[START]

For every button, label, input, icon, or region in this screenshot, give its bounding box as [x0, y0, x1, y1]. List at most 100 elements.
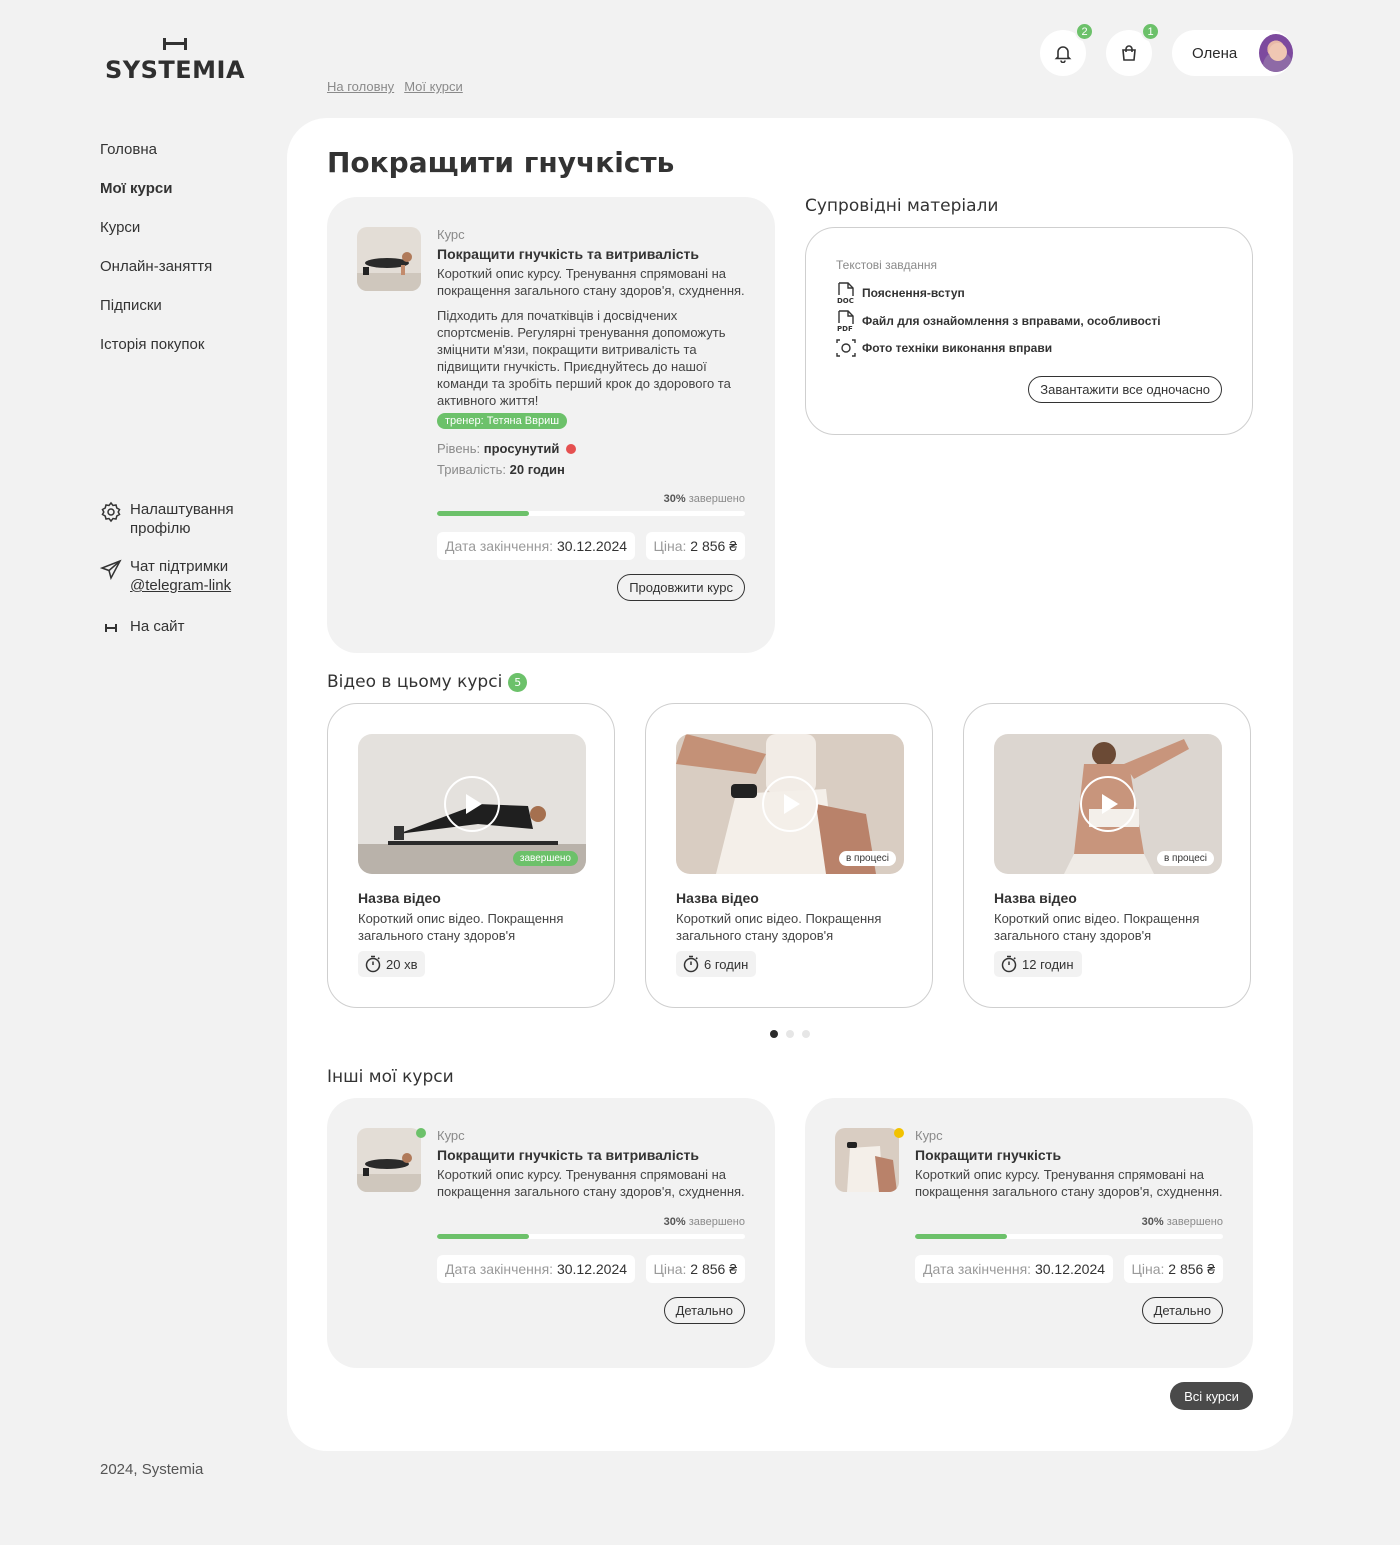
- course-title: Покращити гнучкість: [915, 1147, 1062, 1163]
- video-thumbnail[interactable]: в процесі: [676, 734, 904, 874]
- breadcrumb-home[interactable]: На головну: [327, 79, 394, 94]
- video-thumbnail[interactable]: в процесі: [994, 734, 1222, 874]
- avatar: [1259, 34, 1293, 72]
- details-button[interactable]: Детально: [1141, 1297, 1223, 1324]
- stopwatch-icon: [1001, 955, 1017, 973]
- course-thumbnail: [357, 227, 421, 291]
- user-menu[interactable]: Олена: [1172, 30, 1293, 76]
- video-desc: Короткий опис відео. Покращення загально…: [676, 911, 882, 943]
- course-short-desc: Короткий опис курсу. Тренування спрямова…: [915, 1167, 1223, 1199]
- profile-settings-link[interactable]: Налаштування профілю: [100, 500, 250, 538]
- level-label: Рівень:: [437, 441, 481, 456]
- sidebar-item-courses[interactable]: Курси: [100, 218, 212, 257]
- progress-value: 30%: [1141, 1216, 1164, 1228]
- stopwatch-icon: [365, 955, 381, 973]
- sidebar-item-home[interactable]: Головна: [100, 140, 212, 179]
- video-duration: 6 годин: [676, 951, 757, 977]
- video-card[interactable]: в процесі Назва відео Короткий опис віде…: [645, 703, 933, 1008]
- video-duration-value: 20 хв: [386, 956, 418, 972]
- gear-icon: [101, 501, 121, 523]
- other-courses-title: Інші мої курси: [327, 1067, 454, 1087]
- sidebar-item-subscriptions[interactable]: Підписки: [100, 296, 212, 335]
- video-card[interactable]: завершено Назва відео Короткий опис віде…: [327, 703, 615, 1008]
- carousel-dot[interactable]: [802, 1030, 810, 1038]
- cart-button[interactable]: 1: [1106, 22, 1160, 76]
- progress-fill: [915, 1234, 1008, 1239]
- materials-kicker: Текстові завдання: [836, 258, 937, 272]
- end-date-chip: Дата закінчення: 30.12.2024: [437, 532, 636, 560]
- end-date-chip: Дата закінчення: 30.12.2024: [437, 1255, 636, 1283]
- course-title: Покращити гнучкість та витривалість: [437, 246, 699, 262]
- other-course-card: Курс Покращити гнучкість Короткий опис к…: [805, 1098, 1253, 1368]
- progress-bar: [437, 1234, 745, 1239]
- video-card[interactable]: в процесі Назва відео Короткий опис віде…: [963, 703, 1251, 1008]
- go-to-site-link[interactable]: На сайт: [100, 617, 184, 638]
- price-label: Ціна:: [653, 1261, 687, 1277]
- material-intro-label: Пояснення-вступ: [862, 286, 965, 300]
- course-level: Рівень: просунутий: [437, 441, 745, 456]
- sidebar-item-purchase-history[interactable]: Історія покупок: [100, 335, 212, 374]
- price-chip: Ціна: 2 856 ₴: [645, 1255, 745, 1283]
- sidebar-item-my-courses[interactable]: Мої курси: [100, 179, 212, 218]
- notifications-button[interactable]: 2: [1040, 22, 1094, 76]
- play-icon[interactable]: [444, 776, 500, 832]
- materials-box: Текстові завдання DOC Пояснення-вступ PD…: [805, 227, 1253, 435]
- video-status-badge: в процесі: [838, 851, 896, 866]
- video-desc: Короткий опис відео. Покращення загально…: [994, 911, 1200, 943]
- videos-title: Відео в цьому курсі: [327, 672, 503, 692]
- materials-title: Супровідні матеріали: [805, 196, 999, 216]
- progress-bar: [437, 511, 745, 516]
- progress-value: 30%: [663, 493, 686, 505]
- end-date-label: Дата закінчення:: [445, 1261, 554, 1277]
- camera-icon: [836, 339, 856, 357]
- video-duration: 12 годин: [994, 951, 1082, 977]
- video-duration-value: 12 годин: [1022, 956, 1074, 972]
- video-status-badge: завершено: [512, 851, 578, 866]
- continue-course-button[interactable]: Продовжити курс: [617, 574, 745, 601]
- course-short-desc: Короткий опис курсу. Тренування спрямова…: [437, 266, 745, 298]
- download-all-button[interactable]: Завантажити все одночасно: [1028, 376, 1222, 403]
- carousel-dot[interactable]: [786, 1030, 794, 1038]
- level-indicator-dot: [566, 444, 576, 454]
- all-courses-button[interactable]: Всі курси: [1170, 1382, 1253, 1410]
- doc-file-icon: DOC: [837, 282, 854, 304]
- progress-label: 30% завершено: [437, 1216, 745, 1228]
- breadcrumb-my-courses[interactable]: Мої курси: [404, 79, 463, 94]
- material-technique-photo[interactable]: Фото техніки виконання вправи: [836, 338, 1052, 358]
- video-thumbnail[interactable]: завершено: [358, 734, 586, 874]
- brand-logo[interactable]: SYSTEMIA: [100, 38, 250, 84]
- material-intro[interactable]: DOC Пояснення-вступ: [836, 282, 965, 304]
- support-chat-link[interactable]: Чат підтримки @telegram-link: [100, 557, 231, 595]
- footer-copyright: 2024, Systemia: [100, 1461, 204, 1478]
- videos-title-row: Відео в цьому курсі 5: [327, 672, 528, 692]
- duration-label: Тривалість:: [437, 462, 507, 477]
- price-value: 2 856 ₴: [690, 1261, 737, 1277]
- sidebar-item-online-classes[interactable]: Онлайн-заняття: [100, 257, 212, 296]
- end-date-label: Дата закінчення:: [923, 1261, 1032, 1277]
- progress-suffix: завершено: [688, 493, 745, 505]
- course-status-dot: [894, 1128, 904, 1138]
- svg-text:PDF: PDF: [837, 325, 853, 332]
- stopwatch-icon: [683, 955, 699, 973]
- course-kicker: Курс: [437, 227, 465, 242]
- price-chip: Ціна: 2 856 ₴: [1123, 1255, 1223, 1283]
- support-telegram-link[interactable]: @telegram-link: [130, 576, 231, 595]
- carousel-dot[interactable]: [770, 1030, 778, 1038]
- paper-plane-icon: [100, 559, 122, 580]
- details-button[interactable]: Детально: [663, 1297, 745, 1324]
- page-title: Покращити гнучкість: [327, 146, 675, 179]
- progress-suffix: завершено: [1166, 1216, 1223, 1228]
- dumbbell-icon: [105, 624, 117, 632]
- breadcrumb: На головну Мої курси: [327, 79, 463, 94]
- user-name: Олена: [1192, 44, 1238, 62]
- course-info-row: Дата закінчення: 30.12.2024 Ціна: 2 856 …: [915, 1255, 1223, 1283]
- course-info: Курс Покращити гнучкість Короткий опис к…: [915, 1128, 1223, 1324]
- material-exercises-file[interactable]: PDF Файл для ознайомлення з вправами, ос…: [836, 310, 1161, 332]
- progress-suffix: завершено: [688, 1216, 745, 1228]
- shopping-bag-icon: [1122, 45, 1136, 61]
- videos-count-badge: 5: [508, 672, 528, 692]
- play-icon[interactable]: [762, 776, 818, 832]
- play-icon[interactable]: [1080, 776, 1136, 832]
- progress-label: 30% завершено: [437, 493, 745, 505]
- course-short-desc: Короткий опис курсу. Тренування спрямова…: [437, 1167, 745, 1199]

[END]

● **Challenge**
Rewrite the data above, replacing "screenshot" with "screen capture" and leaving everything else unchanged. Omit the pictures.

● **Exercise result**
For every button, label, input, icon, or region in this screen capture, give its bounding box as [x0, y0, x1, y1]. List at most 100 elements.
- course-title: Покращити гнучкість: [915, 1147, 1062, 1163]
- video-thumbnail[interactable]: в процесі: [676, 734, 904, 874]
- breadcrumb-home[interactable]: На головну: [327, 79, 394, 94]
- video-thumbnail[interactable]: в процесі: [994, 734, 1222, 874]
- avatar: [1259, 34, 1293, 72]
- details-button[interactable]: Детально: [1141, 1297, 1223, 1324]
- stopwatch-icon: [1001, 955, 1017, 973]
- course-thumbnail: [357, 227, 421, 291]
- user-menu[interactable]: Олена: [1172, 30, 1293, 76]
- video-desc: Короткий опис відео. Покращення загально…: [676, 911, 882, 943]
- course-short-desc: Короткий опис курсу. Тренування спрямова…: [915, 1167, 1223, 1199]
- profile-settings-link[interactable]: Налаштування профілю: [100, 500, 250, 538]
- level-label: Рівень:: [437, 441, 481, 456]
- sidebar-item-courses[interactable]: Курси: [100, 218, 212, 257]
- progress-value: 30%: [1141, 1216, 1164, 1228]
- stopwatch-icon: [365, 955, 381, 973]
- sidebar-item-home[interactable]: Головна: [100, 140, 212, 179]
- video-duration: 6 годин: [676, 951, 757, 977]
- video-card[interactable]: в процесі Назва відео Короткий опис віде…: [645, 703, 933, 1008]
- video-duration-value: 20 хв: [386, 956, 418, 972]
- gear-icon: [101, 501, 121, 523]
- other-courses-title: Інші мої курси: [327, 1067, 454, 1087]
- sidebar-item-subscriptions[interactable]: Підписки: [100, 296, 212, 335]
- video-card[interactable]: завершено Назва відео Короткий опис віде…: [327, 703, 615, 1008]
- carousel-dot[interactable]: [802, 1030, 810, 1038]
- cart-button[interactable]: 1: [1106, 22, 1160, 76]
- progress-fill: [915, 1234, 1008, 1239]
- materials-kicker: Текстові завдання: [836, 258, 937, 272]
- end-date-chip: Дата закінчення: 30.12.2024: [437, 532, 636, 560]
- end-date-chip: Дата закінчення: 30.12.2024: [437, 1255, 636, 1283]
- course-title: Покращити гнучкість та витривалість: [437, 246, 699, 262]
- other-course-card: Курс Покращити гнучкість Короткий опис к…: [805, 1098, 1253, 1368]
- progress-bar: [437, 1234, 745, 1239]
- video-card[interactable]: в процесі Назва відео Короткий опис віде…: [963, 703, 1251, 1008]
- go-to-site-link[interactable]: На сайт: [100, 617, 184, 638]
- price-label: Ціна:: [653, 1261, 687, 1277]
- material-intro-label: Пояснення-вступ: [862, 286, 965, 300]
- course-level: Рівень: просунутий: [437, 441, 745, 456]
- sidebar-item-purchase-history[interactable]: Історія покупок: [100, 335, 212, 374]
- price-chip: Ціна: 2 856 ₴: [645, 1255, 745, 1283]
- sidebar-item-my-courses[interactable]: Мої курси: [100, 179, 212, 218]
- notifications-button[interactable]: 2: [1040, 22, 1094, 76]
- play-icon[interactable]: [444, 776, 500, 832]
- materials-box: Текстові завдання DOC Пояснення-вступ PD…: [805, 227, 1253, 435]
- video-status-badge: в процесі: [838, 851, 896, 866]
- video-desc: Короткий опис відео. Покращення загально…: [994, 911, 1200, 943]
- videos-title: Відео в цьому курсі: [327, 672, 503, 692]
- materials-title: Супровідні матеріали: [805, 196, 999, 216]
- progress-bar: [437, 511, 745, 516]
- progress-value: 30%: [663, 493, 686, 505]
- end-date-label: Дата закінчення:: [445, 1261, 554, 1277]
- camera-icon: [836, 339, 856, 357]
- video-duration: 12 годин: [994, 951, 1082, 977]
- video-duration-value: 12 годин: [1022, 956, 1074, 972]
- video-status-badge: завершено: [512, 851, 578, 866]
- continue-course-button[interactable]: Продовжити курс: [617, 574, 745, 601]
- course-short-desc: Короткий опис курсу. Тренування спрямова…: [437, 266, 745, 298]
- download-all-button[interactable]: Завантажити все одночасно: [1028, 376, 1222, 403]
- carousel-dot[interactable]: [786, 1030, 794, 1038]
- level-indicator-dot: [566, 444, 576, 454]
- all-courses-button[interactable]: Всі курси: [1170, 1382, 1253, 1410]
- doc-file-icon: DOC: [837, 282, 854, 304]
- progress-label: 30% завершено: [437, 1216, 745, 1228]
- breadcrumb-my-courses[interactable]: Мої курси: [404, 79, 463, 94]
- material-technique-photo[interactable]: Фото техніки виконання вправи: [836, 338, 1052, 358]
- video-thumbnail[interactable]: завершено: [358, 734, 586, 874]
- brand-logo[interactable]: SYSTEMIA: [100, 38, 250, 84]
- material-intro[interactable]: DOC Пояснення-вступ: [836, 282, 965, 304]
- support-chat-link[interactable]: Чат підтримки @telegram-link: [100, 557, 231, 595]
- footer-copyright: 2024, Systemia: [100, 1461, 204, 1478]
- videos-title-row: Відео в цьому курсі 5: [327, 672, 528, 692]
- duration-label: Тривалість:: [437, 462, 507, 477]
- price-value: 2 856 ₴: [690, 1261, 737, 1277]
- sidebar-item-online-classes[interactable]: Онлайн-заняття: [100, 257, 212, 296]
- end-date-label: Дата закінчення:: [923, 1261, 1032, 1277]
- progress-suffix: завершено: [688, 493, 745, 505]
- course-status-dot: [894, 1128, 904, 1138]
- svg-text:PDF: PDF: [837, 325, 853, 332]
- stopwatch-icon: [683, 955, 699, 973]
- course-kicker: Курс: [437, 227, 465, 242]
- price-chip: Ціна: 2 856 ₴: [1123, 1255, 1223, 1283]
- support-telegram-link[interactable]: @telegram-link: [130, 576, 231, 595]
- carousel-dot[interactable]: [770, 1030, 778, 1038]
- paper-plane-icon: [100, 559, 122, 580]
- details-button[interactable]: Детально: [663, 1297, 745, 1324]
- page-title: Покращити гнучкість: [327, 146, 675, 179]
- progress-suffix: завершено: [1166, 1216, 1223, 1228]
- dumbbell-icon: [105, 624, 117, 632]
- breadcrumb: На головну Мої курси: [327, 79, 463, 94]
- user-name: Олена: [1192, 44, 1238, 62]
- course-info-row: Дата закінчення: 30.12.2024 Ціна: 2 856 …: [915, 1255, 1223, 1283]
- course-info: Курс Покращити гнучкість Короткий опис к…: [915, 1128, 1223, 1324]
- material-exercises-file[interactable]: PDF Файл для ознайомлення з вправами, ос…: [836, 310, 1161, 332]
- progress-suffix: завершено: [688, 1216, 745, 1228]
- shopping-bag-icon: [1122, 45, 1136, 61]
- videos-count-badge: 5: [508, 672, 528, 692]
- play-icon[interactable]: [762, 776, 818, 832]
- play-icon[interactable]: [1080, 776, 1136, 832]
- progress-label: 30% завершено: [437, 493, 745, 505]
- course-short-desc: Короткий опис курсу. Тренування спрямова…: [437, 1167, 745, 1199]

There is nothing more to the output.